_THE PROBLEM_
Please find all lines in the data that hold the string "information" and copy them.

Records that describe figures
* * * * * * *
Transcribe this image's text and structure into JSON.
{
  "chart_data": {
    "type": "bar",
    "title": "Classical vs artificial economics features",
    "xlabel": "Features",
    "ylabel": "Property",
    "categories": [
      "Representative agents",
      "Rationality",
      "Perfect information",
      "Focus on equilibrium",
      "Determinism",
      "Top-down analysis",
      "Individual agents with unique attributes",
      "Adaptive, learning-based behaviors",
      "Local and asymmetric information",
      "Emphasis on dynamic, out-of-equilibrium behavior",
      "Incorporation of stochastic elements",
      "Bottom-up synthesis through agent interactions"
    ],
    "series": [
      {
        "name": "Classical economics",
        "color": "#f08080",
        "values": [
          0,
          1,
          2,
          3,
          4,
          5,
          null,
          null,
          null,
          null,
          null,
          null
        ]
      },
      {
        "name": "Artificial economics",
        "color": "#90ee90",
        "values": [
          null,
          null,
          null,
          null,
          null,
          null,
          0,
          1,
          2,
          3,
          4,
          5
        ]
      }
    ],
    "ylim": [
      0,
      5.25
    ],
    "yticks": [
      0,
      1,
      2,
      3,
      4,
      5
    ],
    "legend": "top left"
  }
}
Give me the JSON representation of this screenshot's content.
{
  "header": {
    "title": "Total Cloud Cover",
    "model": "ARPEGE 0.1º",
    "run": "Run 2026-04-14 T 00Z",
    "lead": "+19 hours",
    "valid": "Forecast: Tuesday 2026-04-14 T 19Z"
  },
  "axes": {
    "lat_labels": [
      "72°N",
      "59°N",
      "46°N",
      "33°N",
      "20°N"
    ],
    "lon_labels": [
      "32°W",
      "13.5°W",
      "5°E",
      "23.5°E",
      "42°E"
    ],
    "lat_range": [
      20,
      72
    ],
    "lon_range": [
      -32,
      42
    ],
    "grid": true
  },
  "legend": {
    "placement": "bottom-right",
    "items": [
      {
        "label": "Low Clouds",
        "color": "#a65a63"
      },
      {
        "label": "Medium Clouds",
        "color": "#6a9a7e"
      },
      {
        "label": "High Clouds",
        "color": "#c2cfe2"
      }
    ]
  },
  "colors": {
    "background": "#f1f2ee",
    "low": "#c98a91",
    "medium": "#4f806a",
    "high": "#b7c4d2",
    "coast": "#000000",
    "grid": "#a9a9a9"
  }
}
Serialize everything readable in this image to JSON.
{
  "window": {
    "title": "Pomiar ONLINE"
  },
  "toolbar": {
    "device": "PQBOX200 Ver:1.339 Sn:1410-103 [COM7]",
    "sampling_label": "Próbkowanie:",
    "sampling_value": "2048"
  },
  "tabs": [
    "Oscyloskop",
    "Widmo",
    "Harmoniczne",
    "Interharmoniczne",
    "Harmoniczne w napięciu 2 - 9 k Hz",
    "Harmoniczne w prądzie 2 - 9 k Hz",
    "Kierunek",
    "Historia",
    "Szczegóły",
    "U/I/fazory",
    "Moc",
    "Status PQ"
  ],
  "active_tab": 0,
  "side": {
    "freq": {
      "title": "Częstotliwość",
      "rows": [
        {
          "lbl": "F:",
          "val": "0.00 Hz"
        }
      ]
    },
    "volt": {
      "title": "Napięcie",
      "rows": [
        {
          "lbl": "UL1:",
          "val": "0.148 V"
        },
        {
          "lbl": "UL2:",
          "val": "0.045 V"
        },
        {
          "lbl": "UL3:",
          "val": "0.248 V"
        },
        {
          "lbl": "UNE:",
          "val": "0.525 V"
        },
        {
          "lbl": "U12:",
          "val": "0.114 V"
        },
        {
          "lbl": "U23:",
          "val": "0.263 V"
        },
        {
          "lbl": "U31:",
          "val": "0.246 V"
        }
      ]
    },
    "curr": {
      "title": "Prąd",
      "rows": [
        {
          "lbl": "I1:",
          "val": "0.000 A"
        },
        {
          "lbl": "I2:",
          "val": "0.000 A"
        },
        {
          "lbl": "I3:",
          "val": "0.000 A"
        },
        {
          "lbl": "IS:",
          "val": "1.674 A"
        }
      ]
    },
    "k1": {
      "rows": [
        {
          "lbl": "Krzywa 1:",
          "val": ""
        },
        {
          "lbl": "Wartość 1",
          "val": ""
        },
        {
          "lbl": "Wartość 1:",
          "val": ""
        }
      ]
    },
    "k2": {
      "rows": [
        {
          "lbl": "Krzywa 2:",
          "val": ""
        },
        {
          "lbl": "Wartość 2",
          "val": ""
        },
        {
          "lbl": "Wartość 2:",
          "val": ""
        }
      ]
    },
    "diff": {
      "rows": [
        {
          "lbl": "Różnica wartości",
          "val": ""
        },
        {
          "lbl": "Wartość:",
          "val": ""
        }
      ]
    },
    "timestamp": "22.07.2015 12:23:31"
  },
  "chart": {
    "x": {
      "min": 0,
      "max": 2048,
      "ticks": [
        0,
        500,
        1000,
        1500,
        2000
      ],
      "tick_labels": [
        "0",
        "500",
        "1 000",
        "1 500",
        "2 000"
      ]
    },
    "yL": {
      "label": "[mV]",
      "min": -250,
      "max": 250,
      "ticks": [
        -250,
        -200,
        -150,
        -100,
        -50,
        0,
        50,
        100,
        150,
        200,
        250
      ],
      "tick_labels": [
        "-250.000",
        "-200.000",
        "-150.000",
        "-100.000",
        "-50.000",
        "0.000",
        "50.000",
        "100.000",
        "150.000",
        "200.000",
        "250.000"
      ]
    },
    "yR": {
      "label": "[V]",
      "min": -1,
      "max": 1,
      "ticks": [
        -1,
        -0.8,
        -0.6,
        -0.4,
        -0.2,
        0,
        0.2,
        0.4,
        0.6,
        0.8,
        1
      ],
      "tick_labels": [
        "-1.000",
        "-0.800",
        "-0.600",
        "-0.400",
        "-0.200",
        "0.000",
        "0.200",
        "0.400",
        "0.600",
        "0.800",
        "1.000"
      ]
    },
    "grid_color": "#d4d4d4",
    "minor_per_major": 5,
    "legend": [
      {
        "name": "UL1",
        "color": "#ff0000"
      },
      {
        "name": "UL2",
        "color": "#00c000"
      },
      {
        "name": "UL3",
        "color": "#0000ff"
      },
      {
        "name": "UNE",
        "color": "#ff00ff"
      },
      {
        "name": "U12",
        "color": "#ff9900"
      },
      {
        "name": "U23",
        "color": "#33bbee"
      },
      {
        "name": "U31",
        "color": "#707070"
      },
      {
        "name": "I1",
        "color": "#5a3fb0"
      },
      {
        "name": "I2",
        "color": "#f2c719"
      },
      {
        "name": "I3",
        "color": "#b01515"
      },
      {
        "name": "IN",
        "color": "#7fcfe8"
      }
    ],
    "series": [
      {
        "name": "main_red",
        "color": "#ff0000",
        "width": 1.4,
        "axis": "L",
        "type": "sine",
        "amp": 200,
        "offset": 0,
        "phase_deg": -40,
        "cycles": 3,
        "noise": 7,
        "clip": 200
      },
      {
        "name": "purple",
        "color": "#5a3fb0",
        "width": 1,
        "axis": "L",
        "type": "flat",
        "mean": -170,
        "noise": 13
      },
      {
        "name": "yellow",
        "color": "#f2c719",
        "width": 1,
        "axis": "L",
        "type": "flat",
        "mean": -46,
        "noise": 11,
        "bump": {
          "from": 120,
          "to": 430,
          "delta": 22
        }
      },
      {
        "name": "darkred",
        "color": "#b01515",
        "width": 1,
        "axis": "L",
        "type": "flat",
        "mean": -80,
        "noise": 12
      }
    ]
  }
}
* * * * * * *
_EXERCISE SOLUTION_
      "Perfect information",
      "Local and asymmetric information",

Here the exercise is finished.